— start of Dataset content —

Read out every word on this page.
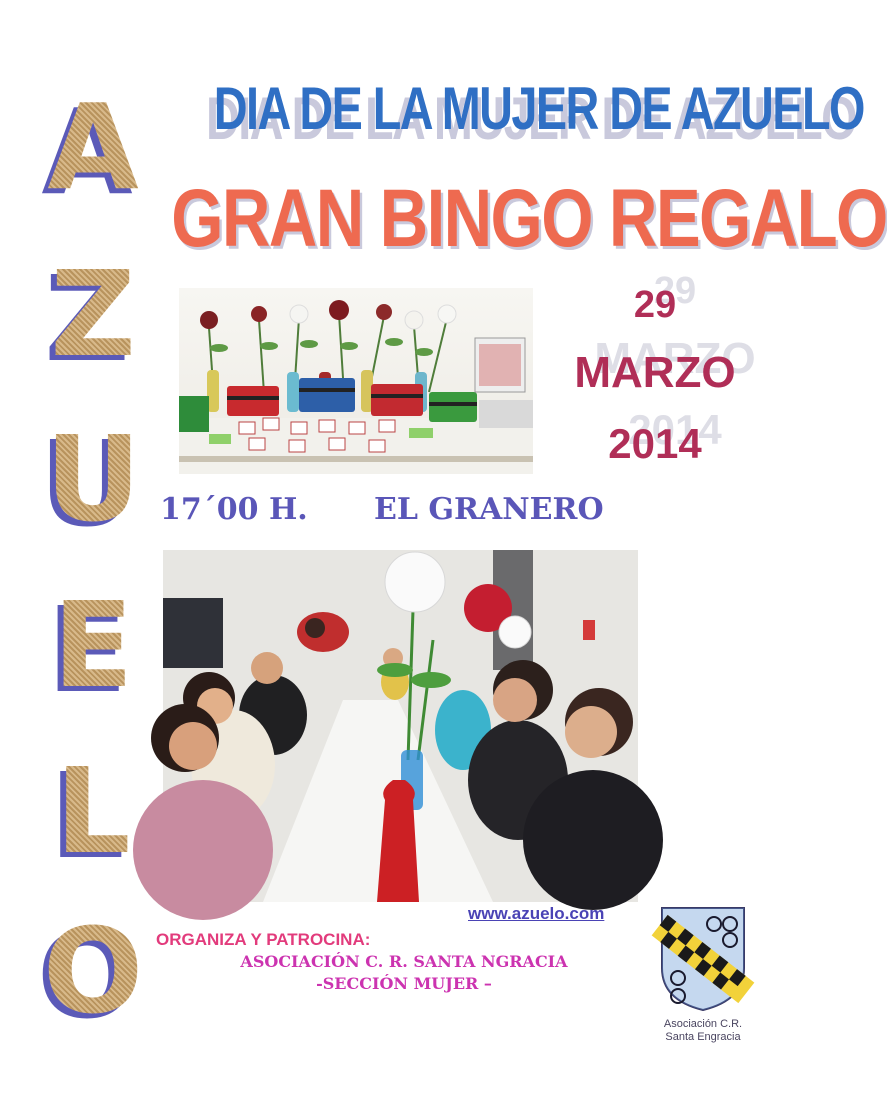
A
Z
U
E
L
O
DIA DE LA MUJER DE AZUELO
GRAN BINGO REGALO
29
MARZO
2014
17´00 H. EL GRANERO
www.azuelo.com
ORGANIZA Y PATROCINA:
ASOCIACIÓN C. R. SANTA NGRACIA
-SECCIÓN MUJER –
Asociación C.R. Santa Engracia
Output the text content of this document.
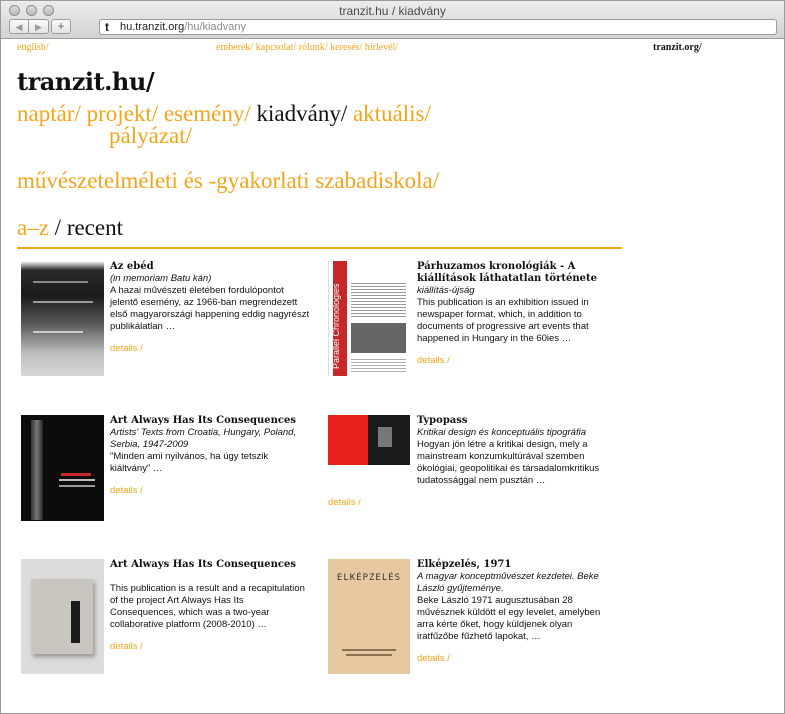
tranzit.hu / kiadvány
◀	▶	+	t hu.tranzit.org/hu/kiadvany
english/	emberek/ kapcsolat/ rólunk/ keresés/ hírlevél/	tranzit.org/
tranzit.hu/
naptár/ projekt/ esemény/ kiadvány/ aktuális/
pályázat/
művészetelméleti és -gyakorlati szabadiskola/
a–z / recent
Az ebéd
(in memoriam Batu kán)
A hazai művészeti életében fordulópontot jelentő esemény, az 1966-ban megrendezett első magyarországi happening eddig nagyrészt publikálatlan …
details /	Parallel Chronologies
Párhuzamos kronológiák - A kiállítások láthatatlan története
kiállítás-újság
This publication is an exhibition issued in newspaper format, which, in addition to documents of progressive art events that happened in Hungary in the 60ies …
details /
Art Always Has Its Consequences
Artists' Texts from Croatia, Hungary, Poland, Serbia, 1947-2009
"Minden ami nyilvános, ha úgy tetszik kiáltvány" …
details /
Typopass
Kritikai design és konceptuális tipográfia
Hogyan jön létre a kritikai design, mely a mainstream konzumkultúrával szemben ökológiai, geopolitikai és társadalomkritikus tudatossággal nem pusztán …
details /
Art Always Has Its Consequences
This publication is a result and a recapitulation of the project Art Always Has Its Consequences, which was a two-year collaborative platform (2008-2010) …
details /
ELKÉPZELÉS
Elképzelés, 1971
A magyar konceptművészet kezdetei. Beke László gyűjteménye.
Beke László 1971 augusztusában 28 művésznek küldött el egy levelet, amelyben arra kérte őket, hogy küldjenek olyan iratfűzőbe fűzhető lapokat, …
details /
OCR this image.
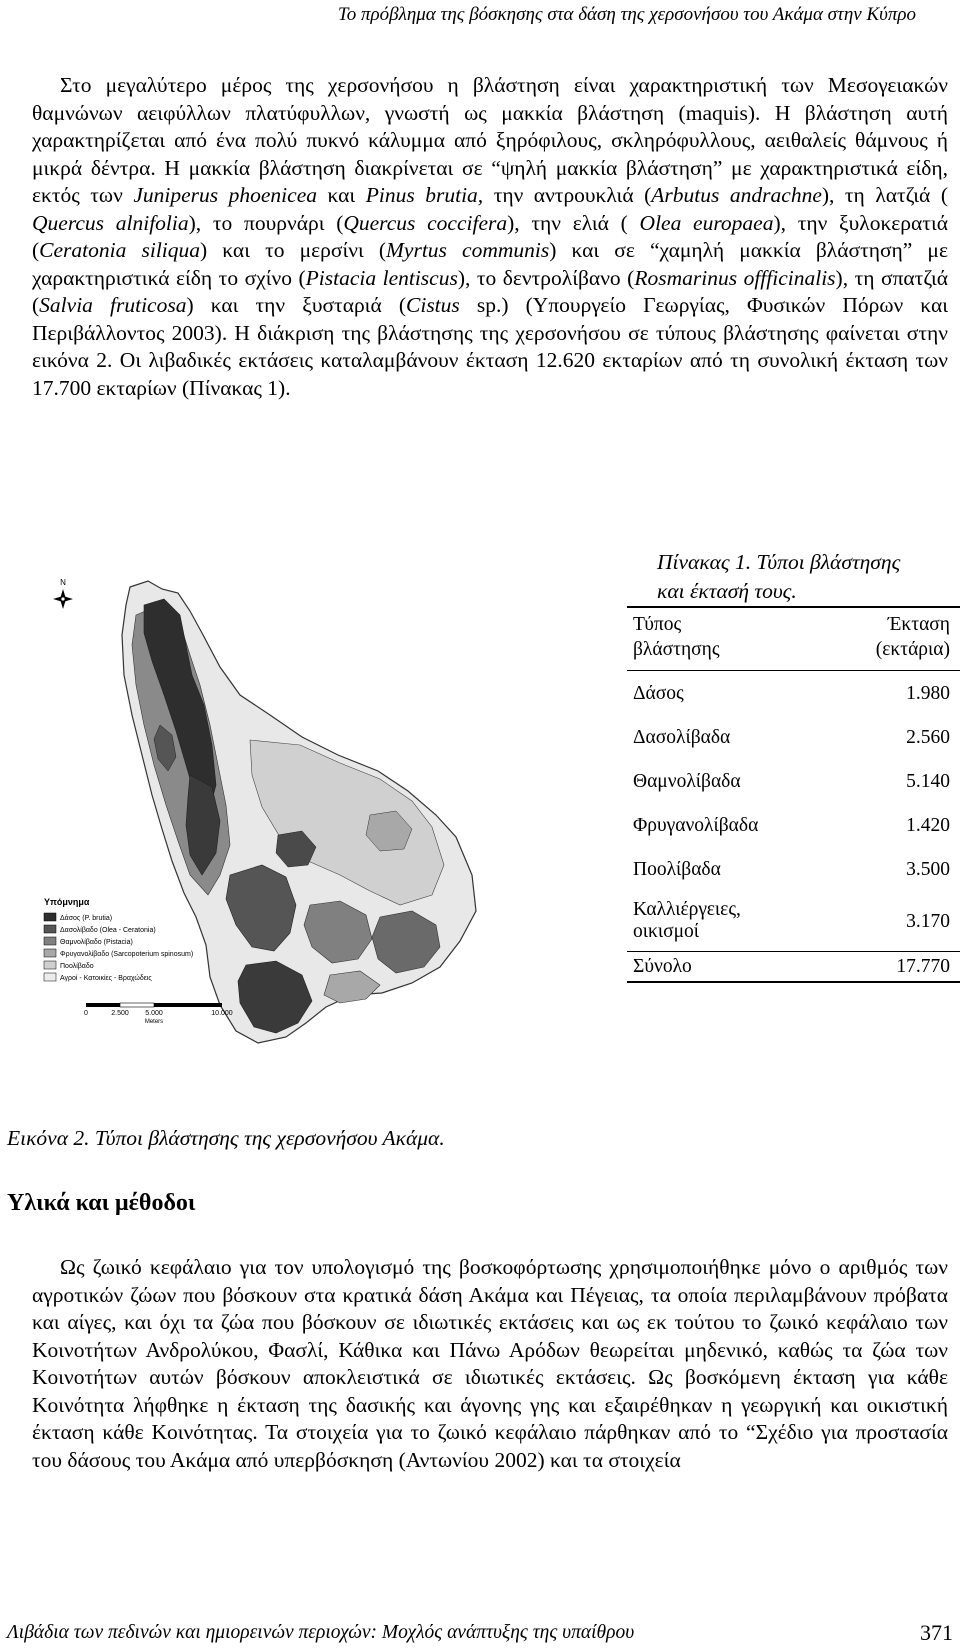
Το πρόβλημα της βόσκησης στα δάση της χερσονήσου του Ακάμα στην Κύπρο

Στο μεγαλύτερο μέρος της χερσονήσου η βλάστηση είναι χαρακτηριστική των Μεσογειακών θαμνώνων αειφύλλων πλατύφυλλων, γνωστή ως μακκία βλάστηση (maquis). Η βλάστηση αυτή χαρακτηρίζεται από ένα πολύ πυκνό κάλυμμα από ξηρόφιλους, σκληρόφυλλους, αειθαλείς θάμνους ή μικρά δέντρα. Η μακκία βλάστηση διακρίνεται σε “ψηλή μακκία βλάστηση” με χαρακτηριστικά είδη, εκτός των Juniperus phoenicea και Pinus brutia, την αντρουκλιά (Arbutus andrachne), τη λατζιά ( Quercus alnifolia), το πουρνάρι (Quercus coccifera), την ελιά ( Olea europaea), την ξυλοκερατιά (Ceratonia siliqua) και το μερσίνι (Myrtus communis) και σε “χαμηλή μακκία βλάστηση” με χαρακτηριστικά είδη το σχίνο (Pistacia lentiscus), το δεντρολίβανο (Rosmarinus offficinalis), τη σπατζιά (Salvia fruticosa) και την ξυσταριά (Cistus sp.) (Υπουργείο Γεωργίας, Φυσικών Πόρων και Περιβάλλοντος 2003). Η διάκριση της βλάστησης της χερσονήσου σε τύπους βλάστησης φαίνεται στην εικόνα 2. Οι λιβαδικές εκτάσεις καταλαμβάνουν έκταση 12.620 εκταρίων από τη συνολική έκταση των 17.700 εκταρίων (Πίνακας 1).

N
Υπόμνημα
Δάσος (P. brutia)
Δασολίβαδο (Olea - Ceratonia)
Θαμνολίβαδο (Pistacia)
Φρυγανολίβαδο (Sarcopoterium spinosum)
Ποολίβαδο
Αγροί - Κατοικίες - Βραχώδεις
0	2.500 5.000	10.000
Meters
Πίνακας 1. Τύποι βλάστησης
και έκτασή τους.
Τύπος
βλάστησης	Έκταση
(εκτάρια)
Δάσος	1.980
Δασολίβαδα	2.560
Θαμνολίβαδα	5.140
Φρυγανολίβαδα	1.420
Ποολίβαδα	3.500
Καλλιέργειες,
οικισμοί	3.170
Σύνολο	17.770
Εικόνα 2. Τύποι βλάστησης της χερσονήσου Ακάμα.
Υλικά και μέθοδοι

Ως ζωικό κεφάλαιο για τον υπολογισμό της βοσκοφόρτωσης χρησιμοποιήθηκε μόνο ο αριθμός των αγροτικών ζώων που βόσκουν στα κρατικά δάση Ακάμα και Πέγειας, τα οποία περιλαμβάνουν πρόβατα και αίγες, και όχι τα ζώα που βόσκουν σε ιδιωτικές εκτάσεις και ως εκ τούτου το ζωικό κεφάλαιο των Κοινοτήτων Ανδρολύκου, Φασλί, Κάθικα και Πάνω Αρόδων θεωρείται μηδενικό, καθώς τα ζώα των Κοινοτήτων αυτών βόσκουν αποκλειστικά σε ιδιωτικές εκτάσεις. Ως βοσκόμενη έκταση για κάθε Κοινότητα λήφθηκε η έκταση της δασικής και άγονης γης και εξαιρέθηκαν η γεωργική και οικιστική έκταση κάθε Κοινότητας. Τα στοιχεία για το ζωικό κεφάλαιο πάρθηκαν από το “Σχέδιο για προστασία του δάσους του Ακάμα από υπερβόσκηση (Αντωνίου 2002) και τα στοιχεία

Λιβάδια των πεδινών και ημιορεινών περιοχών: Μοχλός ανάπτυξης της υπαίθρου	371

— end of Dataset content —

(Task requirements) In the records above, tally the lines where the word "esemény" appears, and give the number and nothing else.

(Solution for this problem) 2